### DATASET ROWS:

** begin **

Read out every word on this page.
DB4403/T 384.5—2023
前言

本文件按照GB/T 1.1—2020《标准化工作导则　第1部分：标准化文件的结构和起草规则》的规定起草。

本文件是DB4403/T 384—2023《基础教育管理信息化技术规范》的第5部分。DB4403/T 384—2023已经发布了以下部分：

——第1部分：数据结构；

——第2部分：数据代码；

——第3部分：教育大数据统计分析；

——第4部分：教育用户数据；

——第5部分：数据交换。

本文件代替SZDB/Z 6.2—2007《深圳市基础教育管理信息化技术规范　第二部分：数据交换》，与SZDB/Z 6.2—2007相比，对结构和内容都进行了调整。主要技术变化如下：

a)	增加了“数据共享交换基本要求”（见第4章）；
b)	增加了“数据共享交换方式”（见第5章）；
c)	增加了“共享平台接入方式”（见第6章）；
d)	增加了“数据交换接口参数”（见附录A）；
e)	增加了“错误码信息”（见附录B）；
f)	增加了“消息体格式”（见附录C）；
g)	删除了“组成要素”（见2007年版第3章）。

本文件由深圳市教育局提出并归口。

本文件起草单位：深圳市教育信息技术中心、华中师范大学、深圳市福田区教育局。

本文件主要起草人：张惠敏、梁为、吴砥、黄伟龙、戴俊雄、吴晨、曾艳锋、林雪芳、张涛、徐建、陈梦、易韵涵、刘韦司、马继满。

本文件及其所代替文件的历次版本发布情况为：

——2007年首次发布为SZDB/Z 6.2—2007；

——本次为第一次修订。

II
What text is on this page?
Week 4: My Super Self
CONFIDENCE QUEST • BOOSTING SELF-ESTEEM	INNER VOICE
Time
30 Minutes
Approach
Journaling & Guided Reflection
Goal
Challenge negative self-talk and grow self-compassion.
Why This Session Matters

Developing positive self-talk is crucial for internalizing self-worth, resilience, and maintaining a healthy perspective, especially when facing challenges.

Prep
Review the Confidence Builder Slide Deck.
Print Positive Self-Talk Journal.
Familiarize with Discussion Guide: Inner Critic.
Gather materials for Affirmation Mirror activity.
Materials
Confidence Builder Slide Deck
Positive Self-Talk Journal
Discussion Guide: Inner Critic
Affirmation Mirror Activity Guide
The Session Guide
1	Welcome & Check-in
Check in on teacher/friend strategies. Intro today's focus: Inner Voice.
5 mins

** end **

Copy out all lines from the material above that contain the string "Discussion".

### FULL SOLUTION:
Familiarize with Discussion Guide: Inner Critic.
Discussion Guide: Inner Critic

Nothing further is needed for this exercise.